Stored data
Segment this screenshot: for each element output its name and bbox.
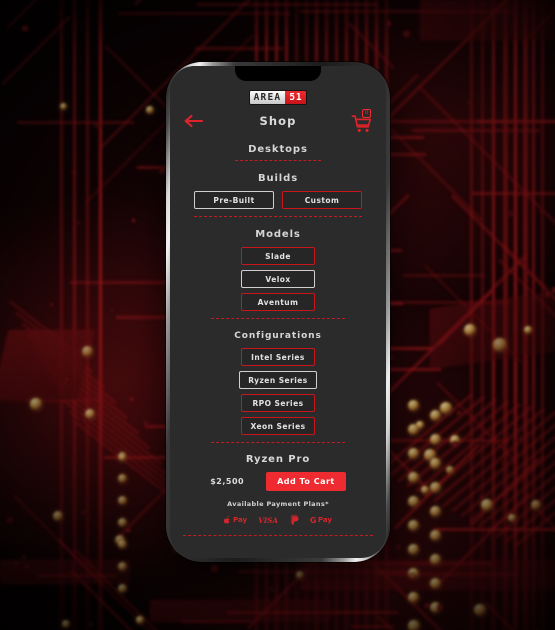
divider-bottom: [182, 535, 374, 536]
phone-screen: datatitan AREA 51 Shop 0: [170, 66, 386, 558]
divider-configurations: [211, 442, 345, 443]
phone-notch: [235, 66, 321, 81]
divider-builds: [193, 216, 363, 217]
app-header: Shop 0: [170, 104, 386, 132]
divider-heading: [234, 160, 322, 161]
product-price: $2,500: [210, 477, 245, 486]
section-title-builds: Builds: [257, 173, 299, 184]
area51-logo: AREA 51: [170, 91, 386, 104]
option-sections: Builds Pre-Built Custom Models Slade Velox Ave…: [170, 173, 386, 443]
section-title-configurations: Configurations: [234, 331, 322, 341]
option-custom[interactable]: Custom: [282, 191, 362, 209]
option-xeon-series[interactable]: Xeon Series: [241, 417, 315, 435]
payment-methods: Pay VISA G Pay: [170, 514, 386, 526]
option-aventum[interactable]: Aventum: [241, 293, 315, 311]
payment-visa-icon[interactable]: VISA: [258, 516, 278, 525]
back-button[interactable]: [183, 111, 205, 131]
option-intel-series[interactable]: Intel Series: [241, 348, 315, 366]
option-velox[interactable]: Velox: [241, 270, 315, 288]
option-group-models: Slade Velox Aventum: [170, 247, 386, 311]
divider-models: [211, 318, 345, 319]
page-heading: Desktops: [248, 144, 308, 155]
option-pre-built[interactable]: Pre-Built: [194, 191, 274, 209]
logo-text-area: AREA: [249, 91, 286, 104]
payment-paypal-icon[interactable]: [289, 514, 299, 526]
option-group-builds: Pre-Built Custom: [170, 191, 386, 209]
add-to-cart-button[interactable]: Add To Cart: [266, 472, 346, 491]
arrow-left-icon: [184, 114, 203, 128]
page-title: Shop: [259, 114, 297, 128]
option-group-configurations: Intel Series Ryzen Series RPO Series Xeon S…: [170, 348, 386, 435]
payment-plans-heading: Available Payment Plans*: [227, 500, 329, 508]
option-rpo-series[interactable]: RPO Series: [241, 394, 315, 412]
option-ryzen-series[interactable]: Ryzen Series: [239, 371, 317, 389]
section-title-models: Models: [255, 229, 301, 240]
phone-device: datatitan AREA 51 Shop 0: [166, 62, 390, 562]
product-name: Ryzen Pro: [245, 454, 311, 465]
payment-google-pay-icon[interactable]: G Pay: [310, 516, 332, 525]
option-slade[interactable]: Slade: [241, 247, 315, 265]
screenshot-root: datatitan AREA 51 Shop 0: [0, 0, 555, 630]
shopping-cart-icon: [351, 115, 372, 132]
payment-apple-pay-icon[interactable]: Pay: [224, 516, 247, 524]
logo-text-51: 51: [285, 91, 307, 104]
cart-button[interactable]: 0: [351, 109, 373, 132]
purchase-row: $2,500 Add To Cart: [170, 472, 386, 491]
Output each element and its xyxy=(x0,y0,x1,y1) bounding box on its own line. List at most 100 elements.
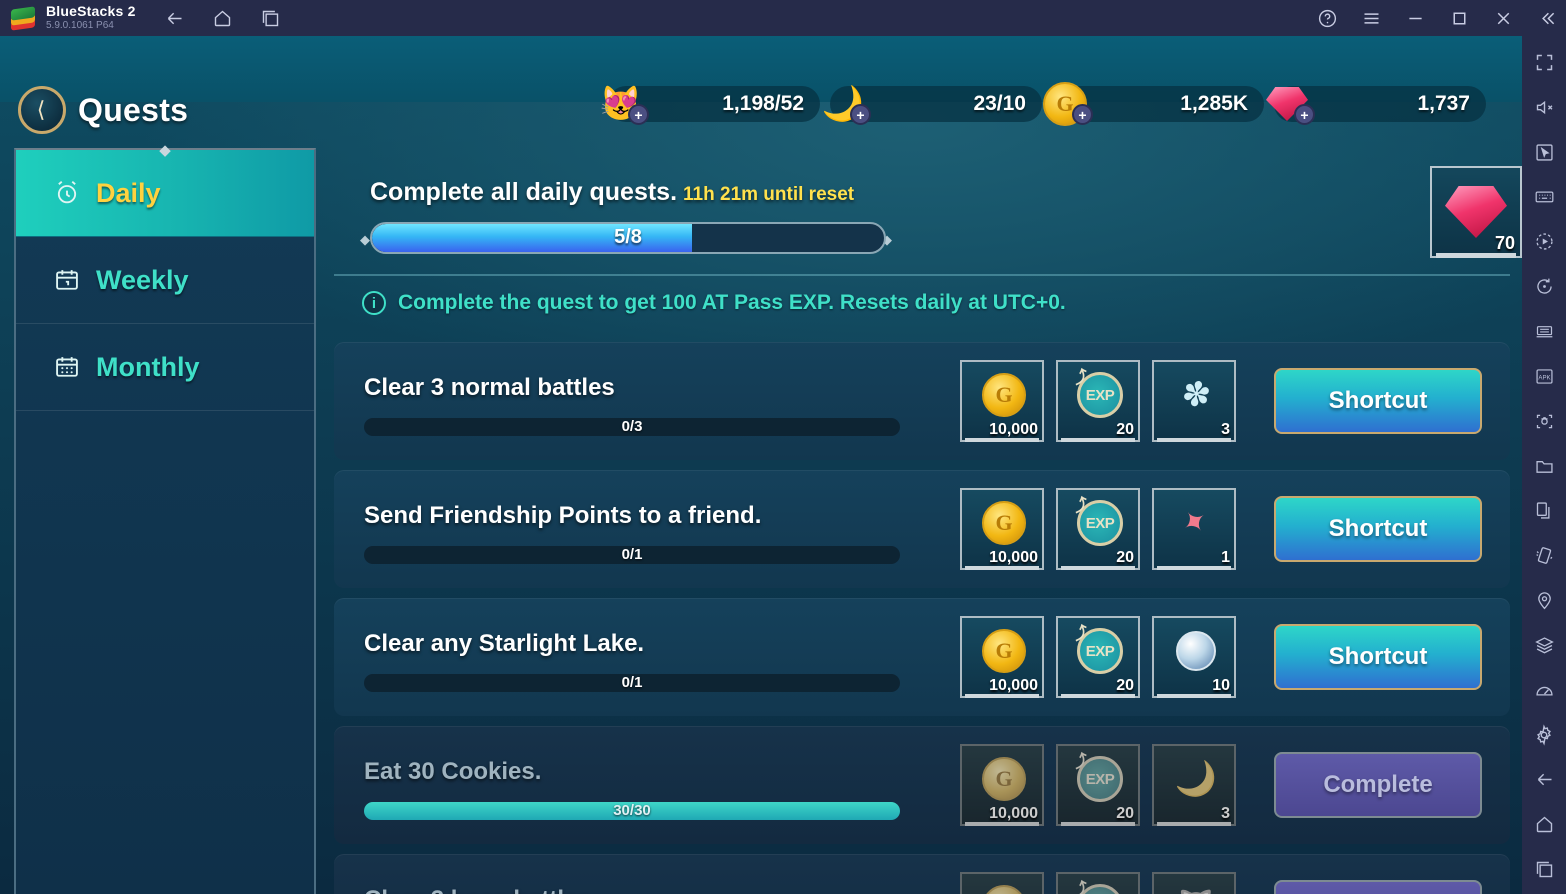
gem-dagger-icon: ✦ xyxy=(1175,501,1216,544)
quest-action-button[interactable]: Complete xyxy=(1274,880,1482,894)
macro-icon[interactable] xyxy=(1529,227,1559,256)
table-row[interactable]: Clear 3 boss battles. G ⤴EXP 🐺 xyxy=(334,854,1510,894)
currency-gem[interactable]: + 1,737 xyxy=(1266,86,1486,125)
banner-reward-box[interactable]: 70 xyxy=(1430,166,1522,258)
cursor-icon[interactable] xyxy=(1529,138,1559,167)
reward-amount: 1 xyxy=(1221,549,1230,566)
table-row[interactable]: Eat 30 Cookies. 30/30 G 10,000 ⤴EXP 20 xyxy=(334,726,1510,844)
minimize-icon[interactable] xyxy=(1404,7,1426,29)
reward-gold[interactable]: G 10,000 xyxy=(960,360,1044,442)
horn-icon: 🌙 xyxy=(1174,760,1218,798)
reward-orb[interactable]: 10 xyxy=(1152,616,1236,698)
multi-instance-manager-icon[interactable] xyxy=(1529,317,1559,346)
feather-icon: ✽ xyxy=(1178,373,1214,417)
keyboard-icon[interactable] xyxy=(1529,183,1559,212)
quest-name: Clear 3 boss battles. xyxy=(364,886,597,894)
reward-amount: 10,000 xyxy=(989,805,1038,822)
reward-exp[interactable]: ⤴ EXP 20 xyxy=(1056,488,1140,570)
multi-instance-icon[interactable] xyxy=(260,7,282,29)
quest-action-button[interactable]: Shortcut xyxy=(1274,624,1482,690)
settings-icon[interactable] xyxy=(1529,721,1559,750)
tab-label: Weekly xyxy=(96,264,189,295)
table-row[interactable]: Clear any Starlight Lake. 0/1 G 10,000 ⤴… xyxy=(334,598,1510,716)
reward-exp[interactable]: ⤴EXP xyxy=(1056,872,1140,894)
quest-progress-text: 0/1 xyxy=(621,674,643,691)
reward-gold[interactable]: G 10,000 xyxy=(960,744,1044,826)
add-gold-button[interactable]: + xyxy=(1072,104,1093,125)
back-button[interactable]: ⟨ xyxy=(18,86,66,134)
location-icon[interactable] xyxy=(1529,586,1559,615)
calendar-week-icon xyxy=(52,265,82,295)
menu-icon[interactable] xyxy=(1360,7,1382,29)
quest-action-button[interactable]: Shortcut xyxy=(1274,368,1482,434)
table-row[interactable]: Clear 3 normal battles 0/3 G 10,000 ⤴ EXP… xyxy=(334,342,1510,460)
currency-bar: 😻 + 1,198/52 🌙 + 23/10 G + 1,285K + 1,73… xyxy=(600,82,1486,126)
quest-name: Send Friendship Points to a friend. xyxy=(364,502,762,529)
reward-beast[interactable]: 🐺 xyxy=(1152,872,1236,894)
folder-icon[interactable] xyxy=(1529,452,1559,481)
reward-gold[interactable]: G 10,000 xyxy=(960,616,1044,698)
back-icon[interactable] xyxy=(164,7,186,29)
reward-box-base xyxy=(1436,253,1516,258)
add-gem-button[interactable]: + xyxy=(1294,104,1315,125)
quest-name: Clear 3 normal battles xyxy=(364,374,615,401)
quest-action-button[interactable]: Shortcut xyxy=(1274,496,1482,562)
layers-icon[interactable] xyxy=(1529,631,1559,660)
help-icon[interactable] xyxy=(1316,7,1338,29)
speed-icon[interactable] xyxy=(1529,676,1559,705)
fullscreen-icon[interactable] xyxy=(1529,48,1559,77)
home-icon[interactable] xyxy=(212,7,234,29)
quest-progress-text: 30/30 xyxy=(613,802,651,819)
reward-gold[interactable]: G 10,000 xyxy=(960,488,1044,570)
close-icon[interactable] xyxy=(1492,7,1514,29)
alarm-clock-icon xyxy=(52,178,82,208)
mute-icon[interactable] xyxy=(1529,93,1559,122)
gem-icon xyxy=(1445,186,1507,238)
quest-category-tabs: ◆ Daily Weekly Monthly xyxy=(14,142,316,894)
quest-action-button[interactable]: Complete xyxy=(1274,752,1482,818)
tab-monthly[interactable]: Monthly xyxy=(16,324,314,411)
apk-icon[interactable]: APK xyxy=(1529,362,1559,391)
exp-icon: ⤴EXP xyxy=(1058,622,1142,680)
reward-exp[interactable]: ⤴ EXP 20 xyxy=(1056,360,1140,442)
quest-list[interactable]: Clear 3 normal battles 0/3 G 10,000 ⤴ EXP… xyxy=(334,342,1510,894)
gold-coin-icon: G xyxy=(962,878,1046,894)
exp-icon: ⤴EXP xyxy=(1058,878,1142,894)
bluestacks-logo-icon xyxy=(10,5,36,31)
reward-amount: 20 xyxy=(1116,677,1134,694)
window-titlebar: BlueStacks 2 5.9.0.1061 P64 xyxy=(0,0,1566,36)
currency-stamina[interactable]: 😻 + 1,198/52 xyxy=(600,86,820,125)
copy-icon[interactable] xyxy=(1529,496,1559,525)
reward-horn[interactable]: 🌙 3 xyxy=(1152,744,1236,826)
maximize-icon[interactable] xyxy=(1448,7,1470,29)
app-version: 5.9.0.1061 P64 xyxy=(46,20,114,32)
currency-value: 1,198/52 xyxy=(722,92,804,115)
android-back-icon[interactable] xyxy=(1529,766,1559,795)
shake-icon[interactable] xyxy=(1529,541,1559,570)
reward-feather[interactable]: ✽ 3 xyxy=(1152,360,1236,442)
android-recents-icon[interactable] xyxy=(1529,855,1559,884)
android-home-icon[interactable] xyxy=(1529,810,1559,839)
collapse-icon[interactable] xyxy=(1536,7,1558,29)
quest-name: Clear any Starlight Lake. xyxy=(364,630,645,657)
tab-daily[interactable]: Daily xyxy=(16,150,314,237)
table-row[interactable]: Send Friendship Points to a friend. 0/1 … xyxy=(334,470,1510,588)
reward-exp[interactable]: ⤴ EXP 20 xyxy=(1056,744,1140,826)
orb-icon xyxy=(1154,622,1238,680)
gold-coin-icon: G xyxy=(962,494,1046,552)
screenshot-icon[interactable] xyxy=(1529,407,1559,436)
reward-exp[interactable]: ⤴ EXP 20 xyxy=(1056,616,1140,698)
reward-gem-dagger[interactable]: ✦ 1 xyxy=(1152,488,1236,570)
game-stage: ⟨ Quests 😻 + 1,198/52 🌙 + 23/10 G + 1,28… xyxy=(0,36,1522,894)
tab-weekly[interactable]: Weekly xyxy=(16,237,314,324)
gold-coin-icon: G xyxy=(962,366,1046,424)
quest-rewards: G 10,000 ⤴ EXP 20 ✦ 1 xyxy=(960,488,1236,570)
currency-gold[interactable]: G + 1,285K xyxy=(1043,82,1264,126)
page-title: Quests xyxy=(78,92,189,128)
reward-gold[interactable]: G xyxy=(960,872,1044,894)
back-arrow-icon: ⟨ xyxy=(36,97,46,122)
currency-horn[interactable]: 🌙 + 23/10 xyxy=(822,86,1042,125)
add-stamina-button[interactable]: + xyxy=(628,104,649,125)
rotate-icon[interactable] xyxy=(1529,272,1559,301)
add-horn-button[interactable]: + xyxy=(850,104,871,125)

__Task__.
Swap "phone-notch" for "camera-notch" in the stretch from the line containing "divider-bottom: [182, 535, 374, 536]" through the line containing "payment-methods: Pay VISA", and return only those lines with nothing else changed.

__Exercise solution__.
divider-bottom: [182, 535, 374, 536]
phone-screen: datatitan AREA 51 Shop 0: [170, 66, 386, 558]
divider-configurations: [211, 442, 345, 443]
camera-notch: [235, 66, 321, 81]
divider-builds: [193, 216, 363, 217]
app-header: Shop 0: [170, 104, 386, 132]
divider-heading: [234, 160, 322, 161]
product-price: $2,500: [210, 477, 245, 486]
section-title-builds: Builds: [257, 173, 299, 184]
area51-logo: AREA 51: [170, 91, 386, 104]
option-sections: Builds Pre-Built Custom Models Slade Velox Ave…: [170, 173, 386, 443]
section-title-configurations: Configurations: [234, 331, 322, 341]
option-custom[interactable]: Custom: [282, 191, 362, 209]
option-xeon-series[interactable]: Xeon Series: [241, 417, 315, 435]
payment-methods: Pay VISA G Pay: [170, 514, 386, 526]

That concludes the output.